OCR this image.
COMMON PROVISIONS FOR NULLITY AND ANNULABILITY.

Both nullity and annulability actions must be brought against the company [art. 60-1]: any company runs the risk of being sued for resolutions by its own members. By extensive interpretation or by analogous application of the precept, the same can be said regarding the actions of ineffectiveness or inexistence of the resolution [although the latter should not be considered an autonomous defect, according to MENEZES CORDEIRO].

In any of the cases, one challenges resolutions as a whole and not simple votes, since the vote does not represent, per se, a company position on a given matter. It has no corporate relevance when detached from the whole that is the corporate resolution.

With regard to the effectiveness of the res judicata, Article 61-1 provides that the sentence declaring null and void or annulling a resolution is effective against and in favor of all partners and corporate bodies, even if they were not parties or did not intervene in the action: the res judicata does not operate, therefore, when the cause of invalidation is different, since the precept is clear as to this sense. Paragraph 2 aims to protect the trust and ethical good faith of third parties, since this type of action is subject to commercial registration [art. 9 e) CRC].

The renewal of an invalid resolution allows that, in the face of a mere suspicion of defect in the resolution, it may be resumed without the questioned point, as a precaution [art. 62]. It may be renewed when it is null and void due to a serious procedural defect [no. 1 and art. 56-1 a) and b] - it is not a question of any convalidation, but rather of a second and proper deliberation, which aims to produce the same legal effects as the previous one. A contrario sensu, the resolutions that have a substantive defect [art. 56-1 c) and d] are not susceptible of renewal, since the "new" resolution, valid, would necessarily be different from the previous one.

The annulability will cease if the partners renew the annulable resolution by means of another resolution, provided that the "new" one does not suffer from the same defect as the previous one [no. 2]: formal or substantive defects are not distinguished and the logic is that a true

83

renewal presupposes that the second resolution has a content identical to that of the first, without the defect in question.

*Written instruction*
Can you give every line above again, exactly as written?

*The result*
OCR this image.
COMMON PROVISIONS FOR NULLITY AND ANNULABILITY.

Both nullity and annulability actions must be brought against the company [art. 60-1]: any company runs the risk of being sued for resolutions by its own members. By extensive interpretation or by analogous application of the precept, the same can be said regarding the actions of ineffectiveness or inexistence of the resolution [although the latter should not be considered an autonomous defect, according to MENEZES CORDEIRO].

In any of the cases, one challenges resolutions as a whole and not simple votes, since the vote does not represent, per se, a company position on a given matter. It has no corporate relevance when detached from the whole that is the corporate resolution.

With regard to the effectiveness of the res judicata, Article 61-1 provides that the sentence declaring null and void or annulling a resolution is effective against and in favor of all partners and corporate bodies, even if they were not parties or did not intervene in the action: the res judicata does not operate, therefore, when the cause of invalidation is different, since the precept is clear as to this sense. Paragraph 2 aims to protect the trust and ethical good faith of third parties, since this type of action is subject to commercial registration [art. 9 e) CRC].

The renewal of an invalid resolution allows that, in the face of a mere suspicion of defect in the resolution, it may be resumed without the questioned point, as a precaution [art. 62]. It may be renewed when it is null and void due to a serious procedural defect [no. 1 and art. 56-1 a) and b] - it is not a question of any convalidation, but rather of a second and proper deliberation, which aims to produce the same legal effects as the previous one. A contrario sensu, the resolutions that have a substantive defect [art. 56-1 c) and d] are not susceptible of renewal, since the "new" resolution, valid, would necessarily be different from the previous one.

The annulability will cease if the partners renew the annulable resolution by means of another resolution, provided that the "new" one does not suffer from the same defect as the previous one [no. 2]: formal or substantive defects are not distinguished and the logic is that a true

83

renewal presupposes that the second resolution has a content identical to that of the first, without the defect in question.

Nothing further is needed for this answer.